Given request: Read through the entries below and return each line with the word "distributeurs".

Extracted data:
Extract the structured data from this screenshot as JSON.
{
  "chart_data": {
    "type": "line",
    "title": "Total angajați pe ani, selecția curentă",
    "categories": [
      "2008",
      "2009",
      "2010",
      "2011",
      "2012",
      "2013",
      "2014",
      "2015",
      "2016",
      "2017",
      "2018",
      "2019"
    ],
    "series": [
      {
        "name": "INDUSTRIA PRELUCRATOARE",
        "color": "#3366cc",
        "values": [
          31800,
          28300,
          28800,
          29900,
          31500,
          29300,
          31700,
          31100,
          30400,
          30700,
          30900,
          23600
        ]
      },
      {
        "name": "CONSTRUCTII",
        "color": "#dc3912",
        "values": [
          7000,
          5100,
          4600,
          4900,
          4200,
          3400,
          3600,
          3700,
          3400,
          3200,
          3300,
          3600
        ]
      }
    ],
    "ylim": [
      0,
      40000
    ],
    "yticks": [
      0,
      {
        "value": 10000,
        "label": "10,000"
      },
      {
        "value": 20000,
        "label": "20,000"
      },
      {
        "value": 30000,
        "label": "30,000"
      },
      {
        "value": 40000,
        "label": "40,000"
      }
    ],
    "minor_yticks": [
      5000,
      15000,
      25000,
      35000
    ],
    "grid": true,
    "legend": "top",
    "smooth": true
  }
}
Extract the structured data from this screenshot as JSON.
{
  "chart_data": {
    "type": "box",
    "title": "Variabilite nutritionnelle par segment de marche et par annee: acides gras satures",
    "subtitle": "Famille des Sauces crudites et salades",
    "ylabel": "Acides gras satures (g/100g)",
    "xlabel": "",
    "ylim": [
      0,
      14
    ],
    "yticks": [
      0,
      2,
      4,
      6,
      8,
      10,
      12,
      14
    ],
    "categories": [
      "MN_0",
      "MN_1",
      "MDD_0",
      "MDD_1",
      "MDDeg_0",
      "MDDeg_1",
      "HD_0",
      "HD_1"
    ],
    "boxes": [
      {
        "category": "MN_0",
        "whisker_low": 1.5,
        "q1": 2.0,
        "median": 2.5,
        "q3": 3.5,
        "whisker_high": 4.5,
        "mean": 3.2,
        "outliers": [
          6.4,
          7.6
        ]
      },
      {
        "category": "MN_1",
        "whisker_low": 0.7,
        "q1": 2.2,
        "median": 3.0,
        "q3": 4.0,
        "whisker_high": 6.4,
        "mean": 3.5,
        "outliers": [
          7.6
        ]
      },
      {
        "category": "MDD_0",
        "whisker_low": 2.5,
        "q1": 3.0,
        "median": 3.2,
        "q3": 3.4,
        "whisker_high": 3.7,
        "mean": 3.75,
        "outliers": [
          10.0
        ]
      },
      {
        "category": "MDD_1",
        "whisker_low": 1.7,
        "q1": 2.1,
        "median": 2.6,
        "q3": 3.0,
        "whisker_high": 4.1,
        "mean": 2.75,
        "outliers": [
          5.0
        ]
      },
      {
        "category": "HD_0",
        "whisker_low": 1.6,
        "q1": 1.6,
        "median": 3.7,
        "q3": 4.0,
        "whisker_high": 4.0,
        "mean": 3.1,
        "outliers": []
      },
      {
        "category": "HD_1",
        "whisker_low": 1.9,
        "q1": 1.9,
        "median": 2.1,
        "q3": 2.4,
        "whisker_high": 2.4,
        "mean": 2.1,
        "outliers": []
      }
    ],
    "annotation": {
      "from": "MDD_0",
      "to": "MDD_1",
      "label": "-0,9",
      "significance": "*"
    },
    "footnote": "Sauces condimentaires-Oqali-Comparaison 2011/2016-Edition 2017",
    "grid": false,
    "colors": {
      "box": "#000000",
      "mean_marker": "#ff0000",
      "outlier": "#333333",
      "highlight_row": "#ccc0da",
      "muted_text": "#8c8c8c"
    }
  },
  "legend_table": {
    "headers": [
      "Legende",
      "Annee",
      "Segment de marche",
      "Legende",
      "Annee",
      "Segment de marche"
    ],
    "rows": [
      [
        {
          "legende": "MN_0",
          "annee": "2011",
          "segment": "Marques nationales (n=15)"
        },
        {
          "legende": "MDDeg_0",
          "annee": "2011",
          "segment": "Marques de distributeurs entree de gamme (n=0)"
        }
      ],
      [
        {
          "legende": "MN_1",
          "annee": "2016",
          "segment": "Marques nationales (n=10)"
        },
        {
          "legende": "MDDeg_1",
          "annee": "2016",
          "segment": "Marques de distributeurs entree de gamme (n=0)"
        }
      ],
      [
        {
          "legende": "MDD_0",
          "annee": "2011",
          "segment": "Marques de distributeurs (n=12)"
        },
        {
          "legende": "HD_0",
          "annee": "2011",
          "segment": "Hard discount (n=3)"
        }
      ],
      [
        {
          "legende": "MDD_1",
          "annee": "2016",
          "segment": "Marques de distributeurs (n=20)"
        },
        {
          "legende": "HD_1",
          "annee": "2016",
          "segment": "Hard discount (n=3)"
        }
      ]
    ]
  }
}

--

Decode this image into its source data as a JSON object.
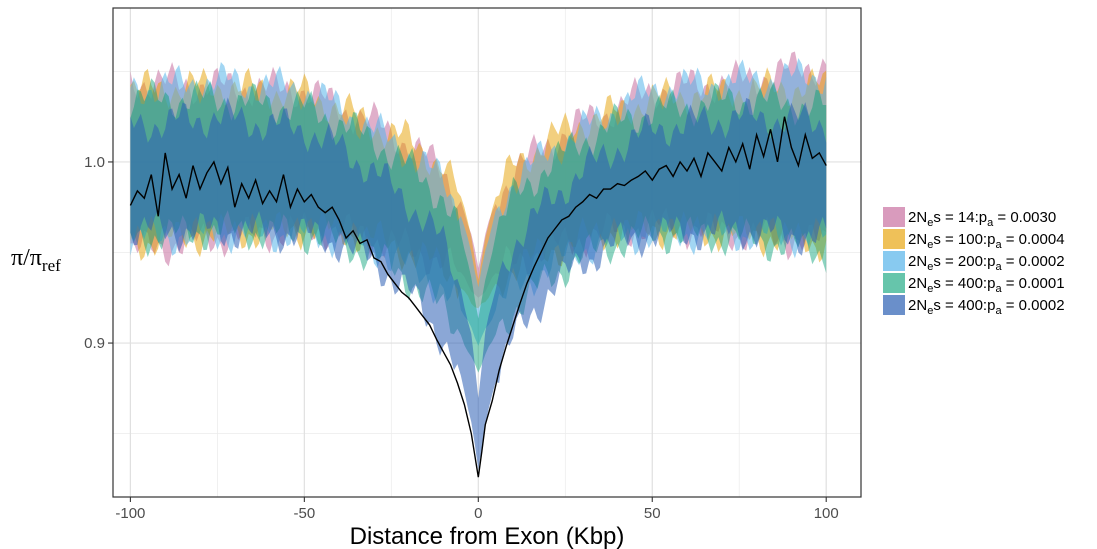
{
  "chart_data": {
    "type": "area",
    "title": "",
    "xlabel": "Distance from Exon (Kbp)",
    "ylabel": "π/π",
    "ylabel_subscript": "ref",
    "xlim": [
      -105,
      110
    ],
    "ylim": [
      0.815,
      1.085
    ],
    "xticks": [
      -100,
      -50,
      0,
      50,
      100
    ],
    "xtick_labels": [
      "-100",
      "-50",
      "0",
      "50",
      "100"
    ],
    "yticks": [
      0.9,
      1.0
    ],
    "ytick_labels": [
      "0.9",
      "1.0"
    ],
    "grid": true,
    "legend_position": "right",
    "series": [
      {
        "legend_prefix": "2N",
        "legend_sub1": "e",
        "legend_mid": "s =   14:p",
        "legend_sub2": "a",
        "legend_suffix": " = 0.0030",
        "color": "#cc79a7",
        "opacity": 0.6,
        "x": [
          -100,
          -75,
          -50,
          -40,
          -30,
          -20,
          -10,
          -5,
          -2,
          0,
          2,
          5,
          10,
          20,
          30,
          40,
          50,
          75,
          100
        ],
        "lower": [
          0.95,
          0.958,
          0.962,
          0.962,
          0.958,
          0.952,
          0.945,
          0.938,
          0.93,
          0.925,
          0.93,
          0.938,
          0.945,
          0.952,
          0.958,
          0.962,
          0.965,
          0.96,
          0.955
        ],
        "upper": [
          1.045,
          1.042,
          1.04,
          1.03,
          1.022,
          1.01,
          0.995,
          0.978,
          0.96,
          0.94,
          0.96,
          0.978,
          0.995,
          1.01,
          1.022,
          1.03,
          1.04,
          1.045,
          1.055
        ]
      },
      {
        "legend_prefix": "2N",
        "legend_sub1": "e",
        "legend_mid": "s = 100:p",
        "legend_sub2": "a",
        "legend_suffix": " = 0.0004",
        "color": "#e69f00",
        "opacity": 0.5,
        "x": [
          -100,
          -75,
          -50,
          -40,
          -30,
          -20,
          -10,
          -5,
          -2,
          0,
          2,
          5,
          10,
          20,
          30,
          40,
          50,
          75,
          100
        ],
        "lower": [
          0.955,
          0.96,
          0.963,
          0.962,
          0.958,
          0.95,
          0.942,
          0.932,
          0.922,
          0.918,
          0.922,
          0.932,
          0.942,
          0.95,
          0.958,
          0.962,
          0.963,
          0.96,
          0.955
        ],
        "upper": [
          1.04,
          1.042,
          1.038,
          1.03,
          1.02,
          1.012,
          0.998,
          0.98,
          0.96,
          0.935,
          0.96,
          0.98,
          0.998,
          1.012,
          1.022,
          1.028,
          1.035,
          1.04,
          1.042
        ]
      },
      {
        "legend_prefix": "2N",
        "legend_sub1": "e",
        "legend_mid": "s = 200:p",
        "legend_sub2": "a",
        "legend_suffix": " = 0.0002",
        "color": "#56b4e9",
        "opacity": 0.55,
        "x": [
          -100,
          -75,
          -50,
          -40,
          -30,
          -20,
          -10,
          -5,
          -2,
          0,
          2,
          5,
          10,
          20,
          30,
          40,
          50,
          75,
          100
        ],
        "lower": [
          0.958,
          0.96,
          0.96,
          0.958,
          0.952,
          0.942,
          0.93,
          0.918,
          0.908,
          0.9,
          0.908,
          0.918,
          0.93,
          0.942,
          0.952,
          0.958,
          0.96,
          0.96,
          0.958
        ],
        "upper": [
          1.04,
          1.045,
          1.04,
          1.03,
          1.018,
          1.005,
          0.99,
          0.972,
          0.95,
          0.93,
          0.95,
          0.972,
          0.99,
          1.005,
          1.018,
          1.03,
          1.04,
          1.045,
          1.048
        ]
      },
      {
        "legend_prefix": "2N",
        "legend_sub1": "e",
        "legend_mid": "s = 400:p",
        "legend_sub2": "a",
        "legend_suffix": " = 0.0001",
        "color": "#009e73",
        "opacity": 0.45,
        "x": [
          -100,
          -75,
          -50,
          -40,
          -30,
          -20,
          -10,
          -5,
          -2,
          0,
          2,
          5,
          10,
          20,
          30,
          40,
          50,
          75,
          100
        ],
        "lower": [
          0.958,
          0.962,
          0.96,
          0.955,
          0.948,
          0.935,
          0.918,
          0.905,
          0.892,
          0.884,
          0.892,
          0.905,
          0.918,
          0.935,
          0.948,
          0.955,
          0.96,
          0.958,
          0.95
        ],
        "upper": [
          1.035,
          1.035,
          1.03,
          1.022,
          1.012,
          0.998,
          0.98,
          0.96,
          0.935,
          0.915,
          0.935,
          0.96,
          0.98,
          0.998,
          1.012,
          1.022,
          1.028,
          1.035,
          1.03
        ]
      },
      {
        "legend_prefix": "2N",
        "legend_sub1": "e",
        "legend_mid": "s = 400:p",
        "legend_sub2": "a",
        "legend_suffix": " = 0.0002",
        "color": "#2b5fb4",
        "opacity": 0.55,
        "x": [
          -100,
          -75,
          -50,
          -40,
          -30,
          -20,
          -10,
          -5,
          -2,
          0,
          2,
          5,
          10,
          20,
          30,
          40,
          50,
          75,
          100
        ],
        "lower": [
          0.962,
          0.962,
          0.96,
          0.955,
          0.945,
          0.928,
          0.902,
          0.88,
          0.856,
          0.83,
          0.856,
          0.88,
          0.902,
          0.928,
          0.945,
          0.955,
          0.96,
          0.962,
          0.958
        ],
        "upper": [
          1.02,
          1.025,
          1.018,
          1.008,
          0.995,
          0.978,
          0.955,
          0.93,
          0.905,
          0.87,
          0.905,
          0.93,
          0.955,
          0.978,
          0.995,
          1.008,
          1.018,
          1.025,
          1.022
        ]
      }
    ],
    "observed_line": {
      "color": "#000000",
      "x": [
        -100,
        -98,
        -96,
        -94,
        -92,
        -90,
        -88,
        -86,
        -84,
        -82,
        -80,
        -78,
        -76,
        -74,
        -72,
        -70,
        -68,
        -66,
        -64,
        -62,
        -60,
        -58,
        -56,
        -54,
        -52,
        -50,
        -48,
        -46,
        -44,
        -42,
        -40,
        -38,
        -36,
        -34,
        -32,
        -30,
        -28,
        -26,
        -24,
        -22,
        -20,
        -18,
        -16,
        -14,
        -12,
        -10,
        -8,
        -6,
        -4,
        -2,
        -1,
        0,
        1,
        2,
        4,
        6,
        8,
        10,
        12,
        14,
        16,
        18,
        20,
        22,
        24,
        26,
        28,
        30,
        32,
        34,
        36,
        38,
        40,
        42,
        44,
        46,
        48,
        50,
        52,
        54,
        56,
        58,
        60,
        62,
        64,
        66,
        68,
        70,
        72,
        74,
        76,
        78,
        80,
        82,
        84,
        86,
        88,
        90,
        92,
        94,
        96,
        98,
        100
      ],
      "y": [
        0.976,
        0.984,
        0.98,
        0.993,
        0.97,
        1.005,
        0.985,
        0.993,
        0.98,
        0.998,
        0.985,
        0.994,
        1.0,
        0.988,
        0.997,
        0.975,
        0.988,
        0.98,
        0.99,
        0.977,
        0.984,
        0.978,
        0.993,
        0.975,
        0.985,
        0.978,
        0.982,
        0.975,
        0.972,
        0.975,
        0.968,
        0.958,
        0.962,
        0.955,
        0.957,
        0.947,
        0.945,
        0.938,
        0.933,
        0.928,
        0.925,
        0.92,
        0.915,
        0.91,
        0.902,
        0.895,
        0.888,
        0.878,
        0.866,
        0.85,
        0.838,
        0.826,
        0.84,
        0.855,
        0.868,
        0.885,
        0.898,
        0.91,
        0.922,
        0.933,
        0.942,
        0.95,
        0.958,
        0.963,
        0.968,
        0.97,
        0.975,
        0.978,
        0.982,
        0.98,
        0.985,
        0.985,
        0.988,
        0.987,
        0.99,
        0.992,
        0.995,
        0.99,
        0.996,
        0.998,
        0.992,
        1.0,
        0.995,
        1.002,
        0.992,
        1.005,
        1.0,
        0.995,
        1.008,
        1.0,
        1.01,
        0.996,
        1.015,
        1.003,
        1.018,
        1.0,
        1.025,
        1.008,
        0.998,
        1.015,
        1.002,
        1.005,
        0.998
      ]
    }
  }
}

Solution for this problem:
          "segment": "Marques de distributeurs entree de gamme (n=0)"
          "segment": "Marques de distributeurs entree de gamme (n=0)"
          "segment": "Marques de distributeurs (n=12)"
          "segment": "Marques de distributeurs (n=20)"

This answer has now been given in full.